## SOURCE RECORDS
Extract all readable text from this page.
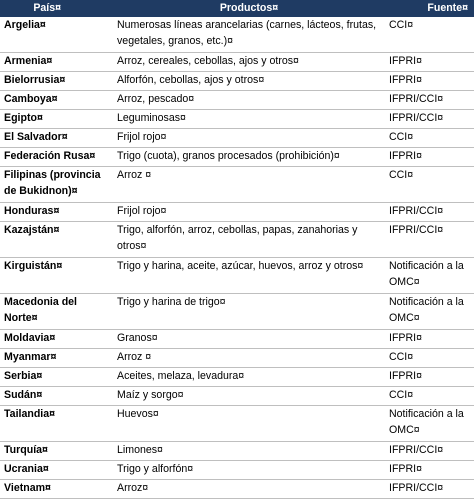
País¤	Productos¤	Fuente¤
Argelia¤	Numerosas líneas arancelarias (carnes, lácteos, frutas, vegetales, granos, etc.)¤	CCI¤
Armenia¤	Arroz, cereales, cebollas, ajos y otros¤	IFPRI¤
Bielorrusia¤	Alforfón, cebollas, ajos y otros¤	IFPRI¤
Camboya¤	Arroz, pescado¤	IFPRI/CCI¤
Egipto¤	Leguminosas¤	IFPRI/CCI¤
El Salvador¤	Frijol rojo¤	CCI¤
Federación Rusa¤	Trigo (cuota), granos procesados (prohibición)¤	IFPRI¤
Filipinas (provincia de Bukidnon)¤	Arroz ¤	CCI¤
Honduras¤	Frijol rojo¤	IFPRI/CCI¤
Kazajstán¤	Trigo, alforfón, arroz, cebollas, papas, zanahorias y otros¤	IFPRI/CCI¤
Kirguistán¤	Trigo y harina, aceite, azúcar, huevos, arroz y otros¤	Notificación a la OMC¤
Macedonia del Norte¤	Trigo y harina de trigo¤	Notificación a la OMC¤
Moldavia¤	Granos¤	IFPRI¤
Myanmar¤	Arroz ¤	CCI¤
Serbia¤	Aceites, melaza, levadura¤	IFPRI¤
Sudán¤	Maíz y sorgo¤	CCI¤
Tailandia¤	Huevos¤	Notificación a la OMC¤
Turquía¤	Limones¤	IFPRI/CCI¤
Ucrania¤	Trigo y alforfón¤	IFPRI¤
Vietnam¤	Arroz¤	IFPRI/CCI¤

## WORK REQUIRED
The pictures should not appear in the copy; every other part of the records above must be returned exactly.

## THE COMPLETED TASK
Extract all readable text from this page.
País¤	Productos¤	Fuente¤
Argelia¤	Numerosas líneas arancelarias (carnes, lácteos, frutas, vegetales, granos, etc.)¤	CCI¤
Armenia¤	Arroz, cereales, cebollas, ajos y otros¤	IFPRI¤
Bielorrusia¤	Alforfón, cebollas, ajos y otros¤	IFPRI¤
Camboya¤	Arroz, pescado¤	IFPRI/CCI¤
Egipto¤	Leguminosas¤	IFPRI/CCI¤
El Salvador¤	Frijol rojo¤	CCI¤
Federación Rusa¤	Trigo (cuota), granos procesados (prohibición)¤	IFPRI¤
Filipinas (provincia de Bukidnon)¤	Arroz ¤	CCI¤
Honduras¤	Frijol rojo¤	IFPRI/CCI¤
Kazajstán¤	Trigo, alforfón, arroz, cebollas, papas, zanahorias y otros¤	IFPRI/CCI¤
Kirguistán¤	Trigo y harina, aceite, azúcar, huevos, arroz y otros¤	Notificación a la OMC¤
Macedonia del Norte¤	Trigo y harina de trigo¤	Notificación a la OMC¤
Moldavia¤	Granos¤	IFPRI¤
Myanmar¤	Arroz ¤	CCI¤
Serbia¤	Aceites, melaza, levadura¤	IFPRI¤
Sudán¤	Maíz y sorgo¤	CCI¤
Tailandia¤	Huevos¤	Notificación a la OMC¤
Turquía¤	Limones¤	IFPRI/CCI¤
Ucrania¤	Trigo y alforfón¤	IFPRI¤
Vietnam¤	Arroz¤	IFPRI/CCI¤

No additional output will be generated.